◆ **TASK DATA**
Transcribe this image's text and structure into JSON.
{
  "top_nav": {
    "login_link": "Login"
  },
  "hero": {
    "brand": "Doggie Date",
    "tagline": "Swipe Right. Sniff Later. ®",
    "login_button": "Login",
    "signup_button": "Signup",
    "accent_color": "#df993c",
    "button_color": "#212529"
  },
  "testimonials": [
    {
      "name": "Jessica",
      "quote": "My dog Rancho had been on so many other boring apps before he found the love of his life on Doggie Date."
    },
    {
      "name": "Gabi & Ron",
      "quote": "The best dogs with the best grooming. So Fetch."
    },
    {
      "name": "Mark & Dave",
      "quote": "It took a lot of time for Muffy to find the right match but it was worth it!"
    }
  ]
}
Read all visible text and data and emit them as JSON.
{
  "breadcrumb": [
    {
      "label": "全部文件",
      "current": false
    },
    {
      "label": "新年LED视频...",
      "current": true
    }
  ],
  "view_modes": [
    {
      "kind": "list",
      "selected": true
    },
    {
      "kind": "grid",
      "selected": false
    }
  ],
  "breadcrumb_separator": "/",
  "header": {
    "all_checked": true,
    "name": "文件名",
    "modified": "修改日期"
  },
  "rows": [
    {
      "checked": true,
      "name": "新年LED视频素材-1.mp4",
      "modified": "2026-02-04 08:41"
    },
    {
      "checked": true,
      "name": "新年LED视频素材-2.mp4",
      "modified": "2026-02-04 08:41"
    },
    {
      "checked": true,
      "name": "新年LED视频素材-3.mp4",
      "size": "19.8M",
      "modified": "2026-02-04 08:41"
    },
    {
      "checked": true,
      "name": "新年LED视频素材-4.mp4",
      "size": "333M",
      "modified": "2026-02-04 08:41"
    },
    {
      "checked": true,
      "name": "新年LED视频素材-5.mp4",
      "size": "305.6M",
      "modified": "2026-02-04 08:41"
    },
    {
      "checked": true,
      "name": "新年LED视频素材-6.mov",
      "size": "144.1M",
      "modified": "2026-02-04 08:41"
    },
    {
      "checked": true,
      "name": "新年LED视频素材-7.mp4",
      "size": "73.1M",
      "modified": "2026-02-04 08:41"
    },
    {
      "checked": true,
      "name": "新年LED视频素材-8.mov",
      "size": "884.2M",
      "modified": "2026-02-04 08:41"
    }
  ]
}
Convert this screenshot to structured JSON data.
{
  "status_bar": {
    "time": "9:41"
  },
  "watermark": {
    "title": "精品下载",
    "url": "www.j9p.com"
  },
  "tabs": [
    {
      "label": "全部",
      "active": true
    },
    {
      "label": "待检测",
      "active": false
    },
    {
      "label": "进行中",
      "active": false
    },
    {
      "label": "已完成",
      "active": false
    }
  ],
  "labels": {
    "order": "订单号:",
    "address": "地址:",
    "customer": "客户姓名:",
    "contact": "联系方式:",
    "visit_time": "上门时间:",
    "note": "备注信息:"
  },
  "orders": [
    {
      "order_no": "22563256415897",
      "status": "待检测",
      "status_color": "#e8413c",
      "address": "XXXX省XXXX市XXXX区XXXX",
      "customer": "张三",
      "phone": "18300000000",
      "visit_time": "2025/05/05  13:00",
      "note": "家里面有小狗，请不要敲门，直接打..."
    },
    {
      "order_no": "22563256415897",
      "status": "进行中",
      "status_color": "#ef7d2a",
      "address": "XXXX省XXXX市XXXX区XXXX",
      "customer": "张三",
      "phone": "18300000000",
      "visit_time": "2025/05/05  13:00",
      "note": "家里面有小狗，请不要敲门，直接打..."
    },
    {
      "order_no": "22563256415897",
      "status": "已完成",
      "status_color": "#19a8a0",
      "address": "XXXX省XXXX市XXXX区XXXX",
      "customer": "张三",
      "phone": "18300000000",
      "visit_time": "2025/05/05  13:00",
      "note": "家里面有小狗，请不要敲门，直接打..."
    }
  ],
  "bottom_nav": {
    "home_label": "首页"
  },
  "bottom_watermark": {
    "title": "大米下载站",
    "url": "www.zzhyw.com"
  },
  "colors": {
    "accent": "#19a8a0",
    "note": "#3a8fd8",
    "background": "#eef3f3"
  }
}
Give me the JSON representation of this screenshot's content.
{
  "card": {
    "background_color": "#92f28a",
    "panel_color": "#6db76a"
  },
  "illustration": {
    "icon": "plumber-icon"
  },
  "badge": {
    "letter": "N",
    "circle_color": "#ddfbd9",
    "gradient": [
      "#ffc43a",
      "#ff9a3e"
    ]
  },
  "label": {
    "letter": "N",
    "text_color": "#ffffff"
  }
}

◆ **WHAT THE TASK ASKS**
Determine how many lines of the listing above hold the word "quote". Report that number without anything else.

◆ **SOLUTION**
3